Dataset excerpts
--- --- ---

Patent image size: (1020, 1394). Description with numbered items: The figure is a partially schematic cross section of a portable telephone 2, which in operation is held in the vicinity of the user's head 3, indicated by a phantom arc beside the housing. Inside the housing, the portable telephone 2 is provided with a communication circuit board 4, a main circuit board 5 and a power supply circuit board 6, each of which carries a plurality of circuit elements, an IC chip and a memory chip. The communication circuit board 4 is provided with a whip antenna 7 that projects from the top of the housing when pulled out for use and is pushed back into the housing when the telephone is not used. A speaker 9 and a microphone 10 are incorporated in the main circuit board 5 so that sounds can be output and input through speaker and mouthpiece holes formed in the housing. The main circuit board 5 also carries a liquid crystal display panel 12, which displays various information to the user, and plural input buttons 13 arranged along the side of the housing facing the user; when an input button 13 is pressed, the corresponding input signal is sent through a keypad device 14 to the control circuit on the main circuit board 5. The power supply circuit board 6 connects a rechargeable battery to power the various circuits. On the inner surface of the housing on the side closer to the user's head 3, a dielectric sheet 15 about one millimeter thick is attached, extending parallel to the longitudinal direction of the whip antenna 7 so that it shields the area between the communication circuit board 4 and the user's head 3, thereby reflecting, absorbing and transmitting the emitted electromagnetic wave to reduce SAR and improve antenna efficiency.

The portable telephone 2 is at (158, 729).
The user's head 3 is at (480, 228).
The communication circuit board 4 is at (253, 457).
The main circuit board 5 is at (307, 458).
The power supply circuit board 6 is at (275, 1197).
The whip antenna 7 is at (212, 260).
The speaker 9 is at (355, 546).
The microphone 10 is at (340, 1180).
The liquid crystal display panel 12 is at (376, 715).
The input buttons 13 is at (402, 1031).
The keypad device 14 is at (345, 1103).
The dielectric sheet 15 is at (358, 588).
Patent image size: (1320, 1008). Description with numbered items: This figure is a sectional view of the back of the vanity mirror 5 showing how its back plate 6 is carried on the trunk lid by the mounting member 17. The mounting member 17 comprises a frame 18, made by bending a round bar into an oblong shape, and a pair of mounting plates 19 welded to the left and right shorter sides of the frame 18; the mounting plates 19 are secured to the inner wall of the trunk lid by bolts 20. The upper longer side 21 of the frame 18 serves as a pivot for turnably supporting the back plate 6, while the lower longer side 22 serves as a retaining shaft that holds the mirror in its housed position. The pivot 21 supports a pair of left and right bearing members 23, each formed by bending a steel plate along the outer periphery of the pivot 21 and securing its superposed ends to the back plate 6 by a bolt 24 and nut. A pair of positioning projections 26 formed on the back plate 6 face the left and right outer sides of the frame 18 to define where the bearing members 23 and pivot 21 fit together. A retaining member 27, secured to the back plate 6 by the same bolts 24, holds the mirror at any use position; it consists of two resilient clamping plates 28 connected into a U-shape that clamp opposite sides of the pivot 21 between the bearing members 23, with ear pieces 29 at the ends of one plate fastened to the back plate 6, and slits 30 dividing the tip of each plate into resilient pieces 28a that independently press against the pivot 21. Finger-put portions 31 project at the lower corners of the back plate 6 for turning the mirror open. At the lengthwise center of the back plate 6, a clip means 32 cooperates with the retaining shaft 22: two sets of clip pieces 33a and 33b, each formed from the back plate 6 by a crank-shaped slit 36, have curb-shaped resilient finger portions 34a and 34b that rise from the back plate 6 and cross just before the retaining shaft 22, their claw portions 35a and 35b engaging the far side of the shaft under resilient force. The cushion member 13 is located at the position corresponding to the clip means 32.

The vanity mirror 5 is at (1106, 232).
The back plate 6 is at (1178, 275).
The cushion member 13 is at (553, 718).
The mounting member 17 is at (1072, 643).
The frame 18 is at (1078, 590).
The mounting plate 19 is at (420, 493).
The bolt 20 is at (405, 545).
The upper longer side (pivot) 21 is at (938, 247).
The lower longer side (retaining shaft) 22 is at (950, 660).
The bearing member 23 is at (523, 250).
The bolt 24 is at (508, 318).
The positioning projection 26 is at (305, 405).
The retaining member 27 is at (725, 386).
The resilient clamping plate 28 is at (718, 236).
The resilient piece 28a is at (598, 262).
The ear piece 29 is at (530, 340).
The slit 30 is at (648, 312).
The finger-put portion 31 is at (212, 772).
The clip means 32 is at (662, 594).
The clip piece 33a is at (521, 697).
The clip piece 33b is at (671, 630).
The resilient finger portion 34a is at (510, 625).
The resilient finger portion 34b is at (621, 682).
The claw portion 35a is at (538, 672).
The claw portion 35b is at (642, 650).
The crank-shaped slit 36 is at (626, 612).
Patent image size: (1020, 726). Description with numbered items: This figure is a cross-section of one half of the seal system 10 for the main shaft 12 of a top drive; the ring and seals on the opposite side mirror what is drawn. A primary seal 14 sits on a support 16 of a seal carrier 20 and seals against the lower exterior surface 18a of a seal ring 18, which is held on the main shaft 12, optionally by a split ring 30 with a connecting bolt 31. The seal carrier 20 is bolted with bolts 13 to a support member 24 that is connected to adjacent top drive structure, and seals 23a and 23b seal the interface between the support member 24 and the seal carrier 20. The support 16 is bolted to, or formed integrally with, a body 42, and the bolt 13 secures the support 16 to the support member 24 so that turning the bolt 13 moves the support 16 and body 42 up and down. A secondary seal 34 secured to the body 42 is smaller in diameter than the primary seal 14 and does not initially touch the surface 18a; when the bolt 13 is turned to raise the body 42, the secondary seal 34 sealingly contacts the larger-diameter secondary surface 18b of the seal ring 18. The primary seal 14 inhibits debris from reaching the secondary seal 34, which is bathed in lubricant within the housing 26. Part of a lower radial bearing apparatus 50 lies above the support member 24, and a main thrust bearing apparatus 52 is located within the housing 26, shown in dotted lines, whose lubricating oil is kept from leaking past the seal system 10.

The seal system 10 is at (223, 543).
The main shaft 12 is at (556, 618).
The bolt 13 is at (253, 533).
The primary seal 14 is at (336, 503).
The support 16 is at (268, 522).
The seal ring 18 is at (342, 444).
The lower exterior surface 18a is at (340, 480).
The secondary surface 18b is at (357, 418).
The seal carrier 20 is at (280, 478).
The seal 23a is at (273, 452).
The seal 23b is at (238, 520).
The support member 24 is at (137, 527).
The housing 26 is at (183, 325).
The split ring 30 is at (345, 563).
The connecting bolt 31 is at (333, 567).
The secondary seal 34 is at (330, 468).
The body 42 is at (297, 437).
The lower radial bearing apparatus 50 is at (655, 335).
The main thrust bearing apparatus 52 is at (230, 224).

--- --- ---

_WORK REQUIRED_:
Render all of the listing above as a two-column CSV with the headers description and positions. Put each description and its positions on one row, with every field in quotes and line breaks turned into spaces.

_TASK SOLUTION_:
description,positions
"Patent image size: (1020, 1394). Description with numbered items: The figure is a partially schematic cross section of a portable telephone 2, which in operation is held in the vicinity of the user's head 3, indicated by a phantom arc beside the housing. Inside the housing, the portable telephone 2 is provided with a communication circuit board 4, a main circuit board 5 and a power supply circuit board 6, each of which carries a plurality of circuit elements, an IC chip and a memory chip. The communication circuit board 4 is provided with a whip antenna 7 that projects from the top of the housing when pulled out for use and is pushed back into the housing when the telephone is not used. A speaker 9 and a microphone 10 are incorporated in the main circuit board 5 so that sounds can be output and input through speaker and mouthpiece holes formed in the housing. The main circuit board 5 also carries a liquid crystal display panel 12, which displays various information to the user, and plural input buttons 13 arranged along the side of the housing facing the user; when an input button 13 is pressed, the corresponding input signal is sent through a keypad device 14 to the control circuit on the main circuit board 5. The power supply circuit board 6 connects a rechargeable battery to power the various circuits. On the inner surface of the housing on the side closer to the user's head 3, a dielectric sheet 15 about one millimeter thick is attached, extending parallel to the longitudinal direction of the whip antenna 7 so that it shields the area between the communication circuit board 4 and the user's head 3, thereby reflecting, absorbing and transmitting the emitted electromagnetic wave to reduce SAR and improve antenna efficiency.","The portable telephone 2 is at (158, 729). The user's head 3 is at (480, 228). The communication circuit board 4 is at (253, 457). The main circuit board 5 is at (307, 458). The power supply circuit board 6 is at (275, 1197). The whip antenna 7 is at (212, 260). The speaker 9 is at (355, 546). The microphone 10 is at (340, 1180). The liquid crystal display panel 12 is at (376, 715). The input buttons 13 is at (402, 1031). The keypad device 14 is at (345, 1103). The dielectric sheet 15 is at (358, 588)."
"Patent image size: (1320, 1008). Description with numbered items: This figure is a sectional view of the back of the vanity mirror 5 showing how its back plate 6 is carried on the trunk lid by the mounting member 17. The mounting member 17 comprises a frame 18, made by bending a round bar into an oblong shape, and a pair of mounting plates 19 welded to the left and right shorter sides of the frame 18; the mounting plates 19 are secured to the inner wall of the trunk lid by bolts 20. The upper longer side 21 of the frame 18 serves as a pivot for turnably supporting the back plate 6, while the lower longer side 22 serves as a retaining shaft that holds the mirror in its housed position. The pivot 21 supports a pair of left and right bearing members 23, each formed by bending a steel plate along the outer periphery of the pivot 21 and securing its superposed ends to the back plate 6 by a bolt 24 and nut. A pair of positioning projections 26 formed on the back plate 6 face the left and right outer sides of the frame 18 to define where the bearing members 23 and pivot 21 fit together. A retaining member 27, secured to the back plate 6 by the same bolts 24, holds the mirror at any use position; it consists of two resilient clamping plates 28 connected into a U-shape that clamp opposite sides of the pivot 21 between the bearing members 23, with ear pieces 29 at the ends of one plate fastened to the back plate 6, and slits 30 dividing the tip of each plate into resilient pieces 28a that independently press against the pivot 21. Finger-put portions 31 project at the lower corners of the back plate 6 for turning the mirror open. At the lengthwise center of the back plate 6, a clip means 32 cooperates with the retaining shaft 22: two sets of clip pieces 33a and 33b, each formed from the back plate 6 by a crank-shaped slit 36, have curb-shaped resilient finger portions 34a and 34b that rise from the back plate 6 and cross just before the retaining shaft 22, their claw portions 35a and 35b engaging the far side of the shaft under resilient force. The cushion member 13 is located at the position corresponding to the clip means 32.","The vanity mirror 5 is at (1106, 232). The back plate 6 is at (1178, 275). The cushion member 13 is at (553, 718). The mounting member 17 is at (1072, 643). The frame 18 is at (1078, 590). The mounting plate 19 is at (420, 493). The bolt 20 is at (405, 545). The upper longer side (pivot) 21 is at (938, 247). The lower longer side (retaining shaft) 22 is at (950, 660). The bearing member 23 is at (523, 250). The bolt 24 is at (508, 318). The positioning projection 26 is at (305, 405). The retaining member 27 is at (725, 386). The resilient clamping plate 28 is at (718, 236). The resilient piece 28a is at (598, 262). The ear piece 29 is at (530, 340). The slit 30 is at (648, 312). The finger-put portion 31 is at (212, 772). The clip means 32 is at (662, 594). The clip piece 33a is at (521, 697). The clip piece 33b is at (671, 630). The resilient finger portion 34a is at (510, 625). The resilient finger portion 34b is at (621, 682). The claw portion 35a is at (538, 672). The claw portion 35b is at (642, 650). The crank-shaped slit 36 is at (626, 612)."
"Patent image size: (1020, 726). Description with numbered items: This figure is a cross-section of one half of the seal system 10 for the main shaft 12 of a top drive; the ring and seals on the opposite side mirror what is drawn. A primary seal 14 sits on a support 16 of a seal carrier 20 and seals against the lower exterior surface 18a of a seal ring 18, which is held on the main shaft 12, optionally by a split ring 30 with a connecting bolt 31. The seal carrier 20 is bolted with bolts 13 to a support member 24 that is connected to adjacent top drive structure, and seals 23a and 23b seal the interface between the support member 24 and the seal carrier 20. The support 16 is bolted to, or formed integrally with, a body 42, and the bolt 13 secures the support 16 to the support member 24 so that turning the bolt 13 moves the support 16 and body 42 up and down. A secondary seal 34 secured to the body 42 is smaller in diameter than the primary seal 14 and does not initially touch the surface 18a; when the bolt 13 is turned to raise the body 42, the secondary seal 34 sealingly contacts the larger-diameter secondary surface 18b of the seal ring 18. The primary seal 14 inhibits debris from reaching the secondary seal 34, which is bathed in lubricant within the housing 26. Part of a lower radial bearing apparatus 50 lies above the support member 24, and a main thrust bearing apparatus 52 is located within the housing 26, shown in dotted lines, whose lubricating oil is kept from leaking past the seal system 10.","The seal system 10 is at (223, 543). The main shaft 12 is at (556, 618). The bolt 13 is at (253, 533). The primary seal 14 is at (336, 503). The support 16 is at (268, 522). The seal ring 18 is at (342, 444). The lower exterior surface 18a is at (340, 480). The secondary surface 18b is at (357, 418). The seal carrier 20 is at (280, 478). The seal 23a is at (273, 452). The seal 23b is at (238, 520). The support member 24 is at (137, 527). The housing 26 is at (183, 325). The split ring 30 is at (345, 563). The connecting bolt 31 is at (333, 567). The secondary seal 34 is at (330, 468). The body 42 is at (297, 437). The lower radial bearing apparatus 50 is at (655, 335). The main thrust bearing apparatus 52 is at (230, 224)."